• _WHAT IS REQUIRED_: Say how many lines hold the string "JSON"; please write nothing but the number.
[begin THE RECORDS]
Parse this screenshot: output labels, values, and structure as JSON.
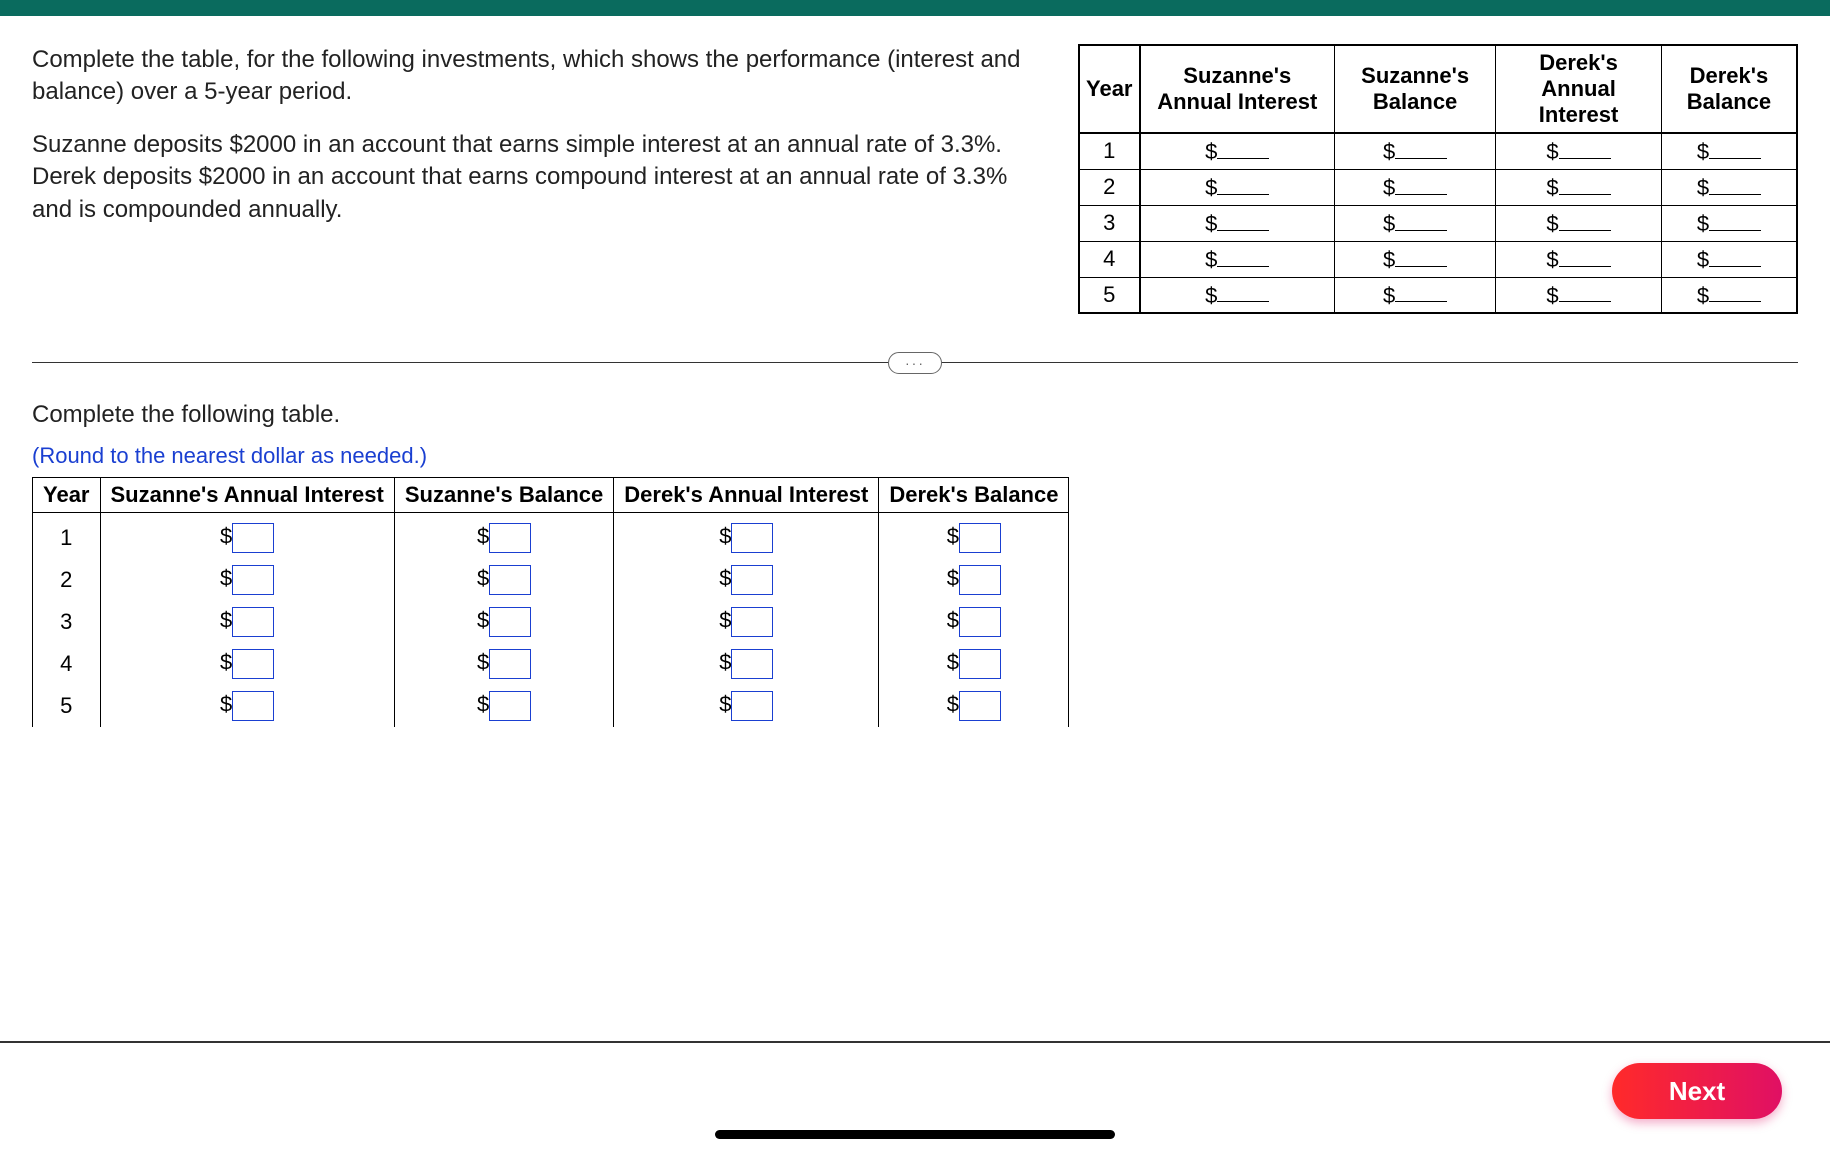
{
  "colors": {
    "topbar": "#0a6b5e",
    "hint_text": "#1a3fd1",
    "input_border": "#1a3fd1",
    "next_gradient_start": "#ff2a2a",
    "next_gradient_end": "#e01064",
    "text": "#222222",
    "border": "#000000"
  },
  "question": {
    "p1": "Complete the table, for the following investments, which shows the performance (interest and balance) over a 5-year period.",
    "p2": "Suzanne deposits $2000 in an account that earns simple interest at an annual rate of 3.3%. Derek deposits $2000 in an account that earns compound interest at an annual rate of 3.3% and is compounded annually."
  },
  "reference_table": {
    "headers": [
      "Year",
      "Suzanne's Annual Interest",
      "Suzanne's Balance",
      "Derek's Annual Interest",
      "Derek's Balance"
    ],
    "years": [
      "1",
      "2",
      "3",
      "4",
      "5"
    ],
    "cell_placeholder_prefix": "$"
  },
  "divider_label": "···",
  "instruction": "Complete the following table.",
  "hint": "(Round to the nearest dollar as needed.)",
  "answer_table": {
    "headers": [
      "Year",
      "Suzanne's Annual Interest",
      "Suzanne's Balance",
      "Derek's Annual Interest",
      "Derek's Balance"
    ],
    "years": [
      "1",
      "2",
      "3",
      "4",
      "5"
    ],
    "currency_symbol": "$"
  },
  "next_button_label": "Next"
}
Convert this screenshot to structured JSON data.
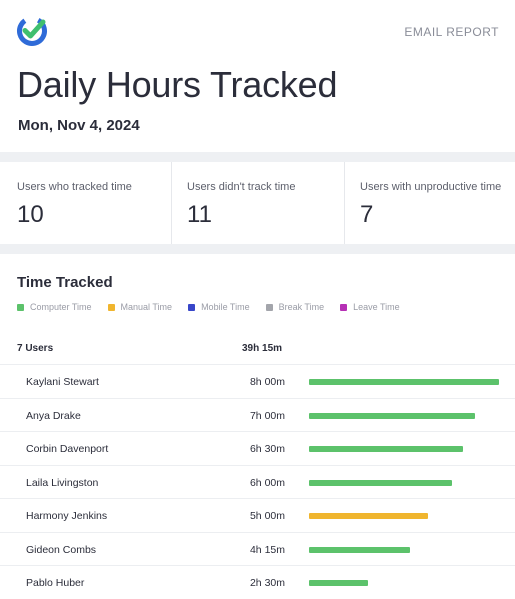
{
  "header": {
    "email_report": "EMAIL REPORT",
    "title": "Daily Hours Tracked",
    "date": "Mon, Nov 4, 2024",
    "logo_icon": "check-badge-icon",
    "logo_colors": [
      "#2f6bd8",
      "#3fbf6f"
    ]
  },
  "stats": [
    {
      "label": "Users who tracked time",
      "value": "10"
    },
    {
      "label": "Users didn't track time",
      "value": "11"
    },
    {
      "label": "Users with unproductive time",
      "value": "7"
    }
  ],
  "time_tracked": {
    "title": "Time Tracked",
    "legend": [
      {
        "label": "Computer Time",
        "color": "#5cc26b"
      },
      {
        "label": "Manual Time",
        "color": "#f0b52e"
      },
      {
        "label": "Mobile Time",
        "color": "#3846c9"
      },
      {
        "label": "Break Time",
        "color": "#a3a5ab"
      },
      {
        "label": "Leave Time",
        "color": "#b630b5"
      }
    ],
    "header": {
      "users": "7 Users",
      "total": "39h 15m"
    },
    "max_hours": 8,
    "rows": [
      {
        "name": "Kaylani Stewart",
        "duration": "8h 00m",
        "hours": 8.0,
        "type": "Computer Time"
      },
      {
        "name": "Anya Drake",
        "duration": "7h 00m",
        "hours": 7.0,
        "type": "Computer Time"
      },
      {
        "name": "Corbin Davenport",
        "duration": "6h 30m",
        "hours": 6.5,
        "type": "Computer Time"
      },
      {
        "name": "Laila Livingston",
        "duration": "6h 00m",
        "hours": 6.0,
        "type": "Computer Time"
      },
      {
        "name": "Harmony Jenkins",
        "duration": "5h 00m",
        "hours": 5.0,
        "type": "Manual Time"
      },
      {
        "name": "Gideon Combs",
        "duration": "4h 15m",
        "hours": 4.25,
        "type": "Computer Time"
      },
      {
        "name": "Pablo Huber",
        "duration": "2h 30m",
        "hours": 2.5,
        "type": "Computer Time"
      }
    ]
  }
}
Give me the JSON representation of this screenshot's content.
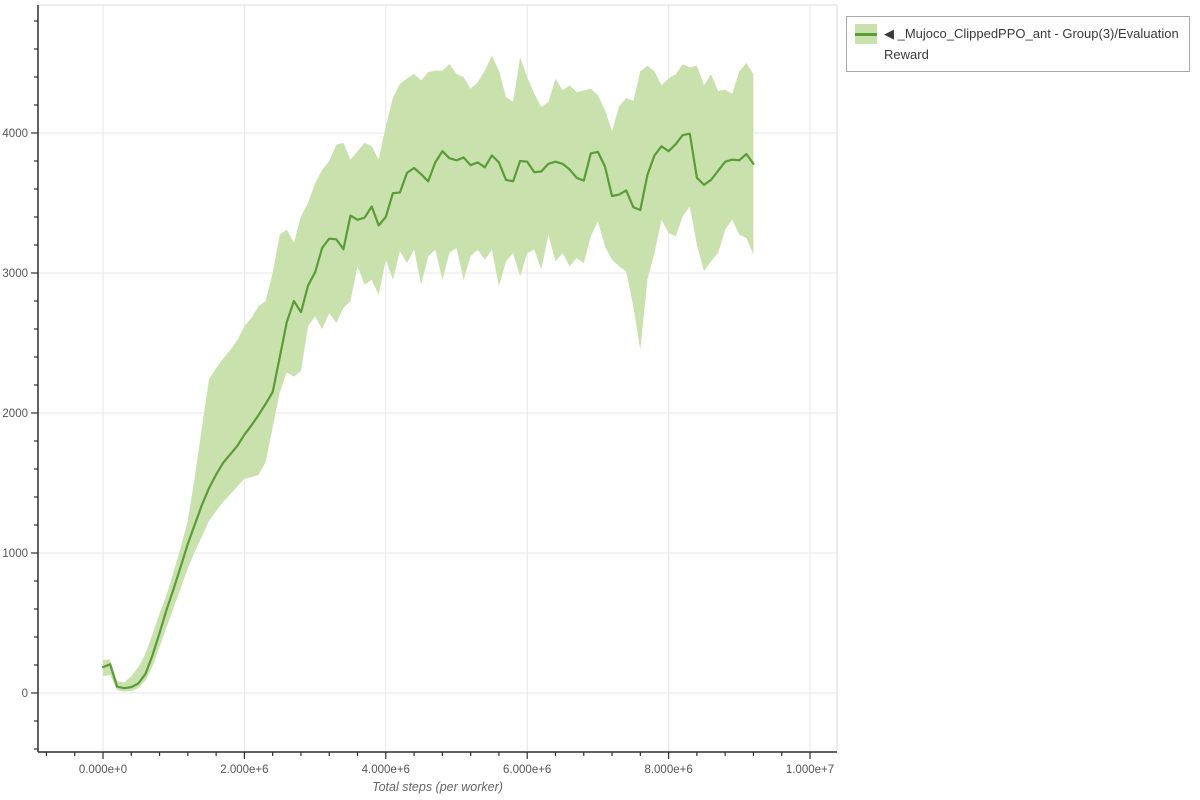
{
  "legend": {
    "label": "◀ _Mujoco_ClippedPPO_ant - Group(3)/Evaluation Reward"
  },
  "colors": {
    "line": "#5a9c37",
    "band": "#c9e1ad",
    "grid": "#e7e7e7",
    "outer_border": "#dcdcdc",
    "spine": "#2e2e2e",
    "tick_label": "#555555",
    "axis_title": "#666666",
    "legend_border": "#a9a9a9"
  },
  "chart_data": {
    "type": "line",
    "title": "",
    "xlabel": "Total steps (per worker)",
    "ylabel": "",
    "x_unit": "millions of steps",
    "grid": true,
    "legend_position": "top-right-outside",
    "xlim_e6": [
      -0.92,
      10.38
    ],
    "ylim": [
      -420,
      4915
    ],
    "x_ticks": {
      "values": [
        0,
        2,
        4,
        6,
        8,
        10
      ],
      "labels": [
        "0.000e+0",
        "2.000e+6",
        "4.000e+6",
        "6.000e+6",
        "8.000e+6",
        "1.000e+7"
      ],
      "minor_step": 0.4,
      "minor_range": [
        -0.8,
        10.0
      ]
    },
    "y_ticks": {
      "values": [
        0,
        1000,
        2000,
        3000,
        4000
      ],
      "labels": [
        "0",
        "1000",
        "2000",
        "3000",
        "4000"
      ],
      "minor_step": 200,
      "minor_range": [
        -400,
        4800
      ]
    },
    "series": [
      {
        "name": "◀ _Mujoco_ClippedPPO_ant - Group(3)/Evaluation Reward",
        "color": "#5a9c37",
        "band_color": "#c9e1ad",
        "x_e6": [
          0.0,
          0.1,
          0.2,
          0.3,
          0.4,
          0.5,
          0.6,
          0.7,
          0.8,
          0.9,
          1.0,
          1.1,
          1.2,
          1.3,
          1.4,
          1.5,
          1.6,
          1.7,
          1.8,
          1.9,
          2.0,
          2.1,
          2.2,
          2.3,
          2.4,
          2.5,
          2.6,
          2.7,
          2.8,
          2.9,
          3.0,
          3.1,
          3.2,
          3.3,
          3.4,
          3.5,
          3.6,
          3.7,
          3.8,
          3.9,
          4.0,
          4.1,
          4.2,
          4.3,
          4.4,
          4.5,
          4.6,
          4.7,
          4.8,
          4.9,
          5.0,
          5.1,
          5.2,
          5.3,
          5.4,
          5.5,
          5.6,
          5.7,
          5.8,
          5.9,
          6.0,
          6.1,
          6.2,
          6.3,
          6.4,
          6.5,
          6.6,
          6.7,
          6.8,
          6.9,
          7.0,
          7.1,
          7.2,
          7.3,
          7.4,
          7.5,
          7.6,
          7.7,
          7.8,
          7.9,
          8.0,
          8.1,
          8.2,
          8.3,
          8.4,
          8.5,
          8.6,
          8.7,
          8.8,
          8.9,
          9.0,
          9.1,
          9.2
        ],
        "mean": [
          185,
          205,
          45,
          34,
          42,
          68,
          135,
          270,
          430,
          595,
          745,
          905,
          1065,
          1205,
          1345,
          1465,
          1560,
          1645,
          1705,
          1765,
          1845,
          1912,
          1985,
          2065,
          2150,
          2400,
          2650,
          2800,
          2720,
          2910,
          3005,
          3180,
          3245,
          3240,
          3170,
          3410,
          3380,
          3395,
          3475,
          3340,
          3400,
          3570,
          3575,
          3715,
          3750,
          3705,
          3655,
          3790,
          3870,
          3820,
          3805,
          3825,
          3770,
          3790,
          3755,
          3840,
          3790,
          3665,
          3655,
          3800,
          3795,
          3720,
          3725,
          3780,
          3795,
          3780,
          3740,
          3680,
          3660,
          3855,
          3865,
          3760,
          3550,
          3560,
          3590,
          3470,
          3450,
          3700,
          3840,
          3905,
          3870,
          3920,
          3985,
          3995,
          3680,
          3630,
          3665,
          3730,
          3795,
          3810,
          3805,
          3850,
          3780
        ],
        "lower": [
          120,
          130,
          20,
          10,
          15,
          35,
          90,
          190,
          330,
          470,
          610,
          750,
          890,
          1010,
          1120,
          1230,
          1300,
          1365,
          1420,
          1475,
          1530,
          1542,
          1558,
          1650,
          1900,
          2150,
          2290,
          2260,
          2300,
          2620,
          2690,
          2600,
          2714,
          2643,
          2750,
          2800,
          3048,
          2917,
          2952,
          2845,
          3095,
          2952,
          3155,
          3071,
          3167,
          2917,
          3119,
          3167,
          2952,
          3143,
          3179,
          2952,
          3119,
          3167,
          3095,
          3167,
          2905,
          3083,
          3143,
          2976,
          3143,
          3167,
          3024,
          3274,
          3083,
          3143,
          3048,
          3107,
          3071,
          3262,
          3369,
          3190,
          3095,
          3048,
          3012,
          2762,
          2452,
          2952,
          3143,
          3381,
          3286,
          3262,
          3405,
          3474,
          3202,
          3012,
          3083,
          3143,
          3310,
          3381,
          3274,
          3250,
          3131
        ],
        "upper": [
          235,
          240,
          85,
          75,
          120,
          185,
          280,
          420,
          570,
          700,
          870,
          1040,
          1230,
          1550,
          1900,
          2245,
          2320,
          2390,
          2450,
          2520,
          2619,
          2680,
          2762,
          2800,
          3000,
          3274,
          3310,
          3214,
          3405,
          3500,
          3640,
          3738,
          3800,
          3917,
          3929,
          3810,
          3869,
          3929,
          3905,
          3810,
          4050,
          4250,
          4351,
          4390,
          4422,
          4375,
          4434,
          4446,
          4446,
          4493,
          4422,
          4399,
          4316,
          4363,
          4446,
          4552,
          4446,
          4257,
          4222,
          4540,
          4399,
          4281,
          4186,
          4222,
          4387,
          4304,
          4340,
          4293,
          4304,
          4316,
          4269,
          4163,
          4012,
          4190,
          4250,
          4230,
          4440,
          4480,
          4440,
          4340,
          4390,
          4420,
          4490,
          4470,
          4480,
          4340,
          4420,
          4300,
          4310,
          4280,
          4440,
          4500,
          4420
        ]
      }
    ]
  }
}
[end THE RECORDS]
• _RESULT_: 3